• _Short exercise_
List the lines of this listing that hold the word "невозможности".

Dataset records:
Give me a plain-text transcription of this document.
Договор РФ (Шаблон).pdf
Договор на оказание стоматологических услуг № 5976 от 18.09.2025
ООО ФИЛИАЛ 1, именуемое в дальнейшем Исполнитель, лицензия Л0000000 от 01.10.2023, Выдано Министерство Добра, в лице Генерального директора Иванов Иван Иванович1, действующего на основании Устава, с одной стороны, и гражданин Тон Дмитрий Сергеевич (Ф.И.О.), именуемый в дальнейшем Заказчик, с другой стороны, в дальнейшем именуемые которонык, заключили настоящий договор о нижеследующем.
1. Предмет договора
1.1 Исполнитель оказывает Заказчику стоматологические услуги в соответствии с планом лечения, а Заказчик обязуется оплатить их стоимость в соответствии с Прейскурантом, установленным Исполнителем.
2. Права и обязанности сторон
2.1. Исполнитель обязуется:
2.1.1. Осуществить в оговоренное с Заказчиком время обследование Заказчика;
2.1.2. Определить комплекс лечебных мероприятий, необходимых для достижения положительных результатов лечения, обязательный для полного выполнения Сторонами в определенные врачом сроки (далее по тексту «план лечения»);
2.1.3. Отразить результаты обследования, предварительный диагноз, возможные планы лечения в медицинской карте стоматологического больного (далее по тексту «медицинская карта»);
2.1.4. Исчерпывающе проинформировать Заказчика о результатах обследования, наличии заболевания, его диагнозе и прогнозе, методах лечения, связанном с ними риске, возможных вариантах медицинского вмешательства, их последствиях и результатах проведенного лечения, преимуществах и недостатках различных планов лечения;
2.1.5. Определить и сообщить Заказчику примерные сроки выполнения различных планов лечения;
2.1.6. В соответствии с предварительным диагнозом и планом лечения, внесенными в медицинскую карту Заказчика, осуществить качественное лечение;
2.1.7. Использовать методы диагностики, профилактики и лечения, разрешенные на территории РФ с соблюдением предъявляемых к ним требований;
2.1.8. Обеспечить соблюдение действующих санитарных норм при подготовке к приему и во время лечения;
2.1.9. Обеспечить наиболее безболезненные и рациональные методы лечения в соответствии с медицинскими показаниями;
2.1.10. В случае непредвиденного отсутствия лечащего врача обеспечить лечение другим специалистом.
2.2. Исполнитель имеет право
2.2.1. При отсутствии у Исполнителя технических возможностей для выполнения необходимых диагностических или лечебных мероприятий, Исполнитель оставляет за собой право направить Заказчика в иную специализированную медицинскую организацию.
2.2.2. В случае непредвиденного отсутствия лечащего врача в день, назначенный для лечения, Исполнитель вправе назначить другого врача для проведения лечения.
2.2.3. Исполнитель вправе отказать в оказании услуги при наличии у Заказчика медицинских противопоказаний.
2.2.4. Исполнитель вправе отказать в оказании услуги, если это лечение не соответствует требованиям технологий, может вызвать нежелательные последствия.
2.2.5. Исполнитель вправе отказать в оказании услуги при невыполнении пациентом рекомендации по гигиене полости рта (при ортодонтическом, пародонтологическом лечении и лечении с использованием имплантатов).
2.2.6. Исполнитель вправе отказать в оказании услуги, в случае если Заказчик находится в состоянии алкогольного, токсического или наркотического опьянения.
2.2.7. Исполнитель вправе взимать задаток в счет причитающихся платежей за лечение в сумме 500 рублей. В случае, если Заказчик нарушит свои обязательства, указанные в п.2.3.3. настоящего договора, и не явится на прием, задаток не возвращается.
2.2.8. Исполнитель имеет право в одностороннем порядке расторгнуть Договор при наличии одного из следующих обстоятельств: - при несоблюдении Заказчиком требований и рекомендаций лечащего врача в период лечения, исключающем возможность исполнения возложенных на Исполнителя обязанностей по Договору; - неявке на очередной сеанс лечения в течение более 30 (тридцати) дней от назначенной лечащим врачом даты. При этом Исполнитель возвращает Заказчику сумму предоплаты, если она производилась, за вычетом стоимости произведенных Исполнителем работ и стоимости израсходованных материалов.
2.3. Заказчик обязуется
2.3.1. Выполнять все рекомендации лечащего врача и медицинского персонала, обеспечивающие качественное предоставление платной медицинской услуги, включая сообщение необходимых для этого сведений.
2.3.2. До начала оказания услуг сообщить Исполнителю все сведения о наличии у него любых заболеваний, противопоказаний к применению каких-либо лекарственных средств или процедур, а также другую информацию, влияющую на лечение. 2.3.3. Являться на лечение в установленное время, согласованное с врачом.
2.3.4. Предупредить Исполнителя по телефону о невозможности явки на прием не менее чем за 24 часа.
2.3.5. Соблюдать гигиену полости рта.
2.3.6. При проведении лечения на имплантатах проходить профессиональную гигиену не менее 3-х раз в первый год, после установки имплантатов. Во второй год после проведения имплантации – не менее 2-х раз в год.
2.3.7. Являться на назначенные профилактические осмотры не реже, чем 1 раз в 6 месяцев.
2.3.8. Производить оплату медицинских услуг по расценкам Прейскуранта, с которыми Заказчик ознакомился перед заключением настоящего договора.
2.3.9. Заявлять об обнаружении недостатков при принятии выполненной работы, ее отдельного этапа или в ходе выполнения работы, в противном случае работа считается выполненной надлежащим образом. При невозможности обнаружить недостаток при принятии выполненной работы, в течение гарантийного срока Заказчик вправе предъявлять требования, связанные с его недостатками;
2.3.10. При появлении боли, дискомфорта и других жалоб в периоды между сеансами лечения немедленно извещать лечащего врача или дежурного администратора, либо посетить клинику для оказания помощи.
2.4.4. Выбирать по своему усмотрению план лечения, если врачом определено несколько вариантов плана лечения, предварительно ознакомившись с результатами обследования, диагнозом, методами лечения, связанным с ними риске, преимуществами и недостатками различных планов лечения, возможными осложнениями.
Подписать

• _Answer for this exercise_
2.3.4. Предупредить Исполнителя по телефону о невозможности явки на прием не менее чем за 24 часа.
2.3.9. Заявлять об обнаружении недостатков при принятии выполненной работы, ее отдельного этапа или в ходе выполнения работы, в противном случае работа считается выполненной надлежащим образом. При невозможности обнаружить недостаток при принятии выполненной работы, в течение гарантийного срока Заказчик вправе предъявлять требования, связанные с его недостатками;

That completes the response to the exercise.